対象の文章:

▬▬▬

ふわりと風が吹き、
花びらがヒラヒラと
舞い落ちてきた
ふと、顔を上げると
青い空がピンクに染められていた
…
「もう春かー」
暖かくなってきた日差しと
少し冷たい風が心地いい
この季節は多くの人にとって
大きな変化がある
卒業、進学、上京、
就職、退職、異動、転勤、転職、
多くの別れを経て
新たな出会いがある
夢と希望を
胸に詰め込み、
書類と筆記用具を
カバンに詰め込み、
スコッティを
両鼻に詰め込んで
鼻水が垂れてくるのを
防いでいた
(この季節は花粉症の人にとっては
とても辛い )
それは私にとっても
例外ではなかった
思い切って上京してきたのが
今から2年前のことだ
…
…
…
私は1つの封筒を胸に潜ませていた
ドックン、ドックン、、ドックン
心臓の音がこんなに大きく聞こえたのは
いつ以来だろう
高校入試の時か、
就職面接の時か、
好きな人と見つめ合っている時か、
いや
好きな人に初めて
自分から告白した時以来だっただろうか
1日のデートを終えて
海が見えるベンチに座っていた
このまま時間が止まって
くれはしないだろうか
そんなベタなことを考えていた
告白するのか、しないのか?
迷っているうちに
別れの時間が近付いてくる
それと、同時に
心臓の鼓動も早まってくる
口から心臓が飛び出そう
という表現があるが
飛び出そうどころではない、
いや
おそらく、3センチほど
飛びだしていたに違いない
そう思ってしまうほど
私は緊張していた
その時と同じくらい
心臓がバクバクいっていた
…
「すみません!こっ、これ
受けっとってください!」
「ん?なにこれ?」
「ぼ、ぼく、会社辞めます!
だから退職届です!」
私はマネージャーに
退職届を差し出していた
「ちょ、ちょっ、ちょっ、
ちょっ、ちょっ、ちょと待て」
(なんともリズミカルな反応だった)

▬▬▬

提供データ:
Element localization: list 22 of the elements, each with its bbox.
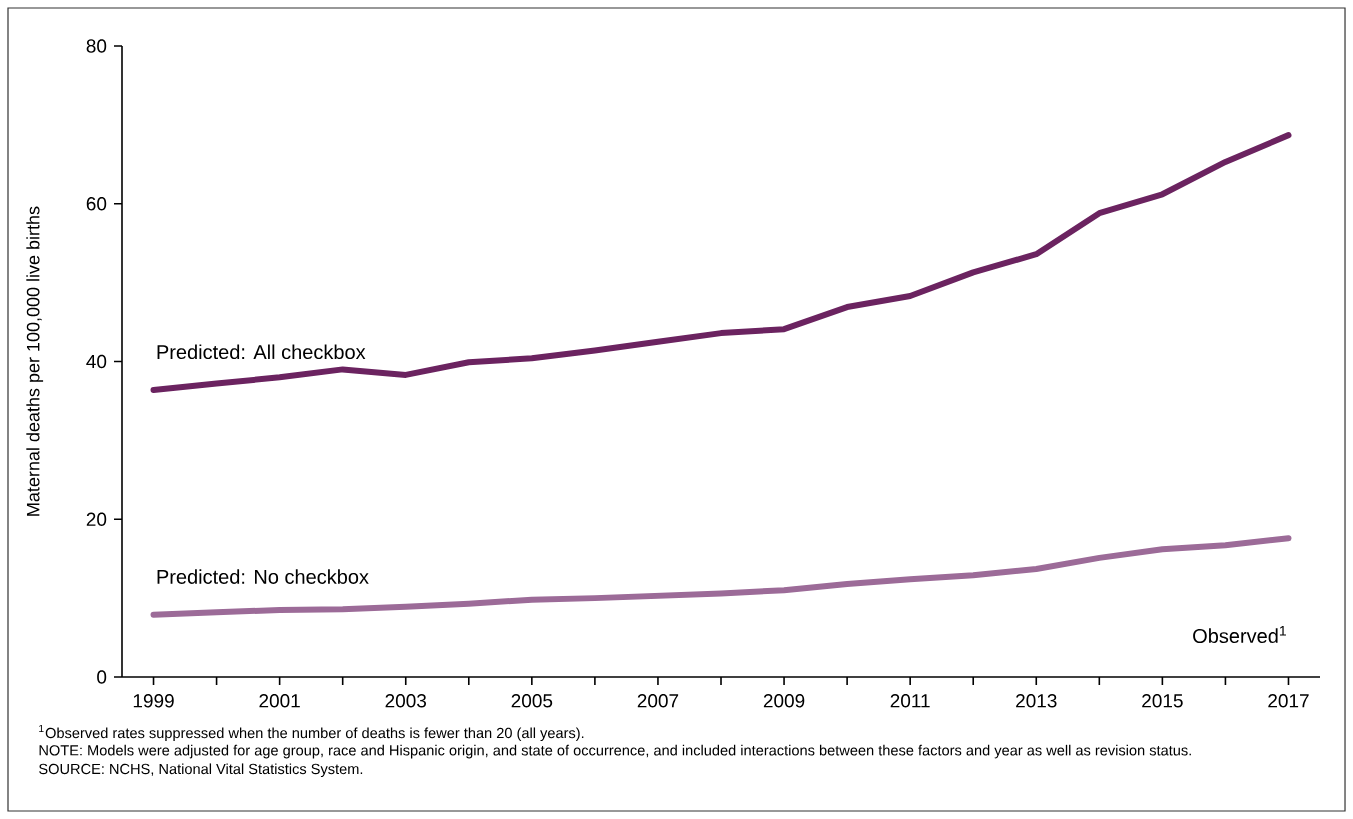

▬▬▬

春と退職届についての文章を、最後の行の後から書き継いでください。 ここでのデータは、この作業には一切関わりません。

解答結果:
「どういう事か話を
聞かせてもらおうか」
「はい、実は
やりたい事が出来まして…」
…
…
最初は思いとどまるよう説得されたが
私は折れなかった
辞めるということを
決意していたからだ
いや、もちろん
仕事をやめるのは
かなり迷ったし
ドキドキどころか
ドッキンドッキンしたし
「このままの方が絶対楽だよなー」
と、思ったりもした
高校を卒業してすぐに就職した私は
社会というものをそこしか知らなかった
バイトもしたことがなかった
だから、辞めるのは本当に怖かった
5年間この会社で勉強してきたことも
せっかく苦労して取った専門的な資格も
無駄になってしまうし
安定した生活も
安定した収入も
全て捨てることになるからだ
でも、このまま
ここで働いたとしても
どうなるか想像がついてしまったし
給料がいいとか
安定した生活というのは
大事なことなんだと思うが
この時の私には当てはまらなかった
お金には全く困ってなかったし、
むしろ貯金もいっぱいあった
(というよりも
お金を使う趣味も遊びも全くなかったし
友達もほとんどいなかったから
勝手に溜まっていた)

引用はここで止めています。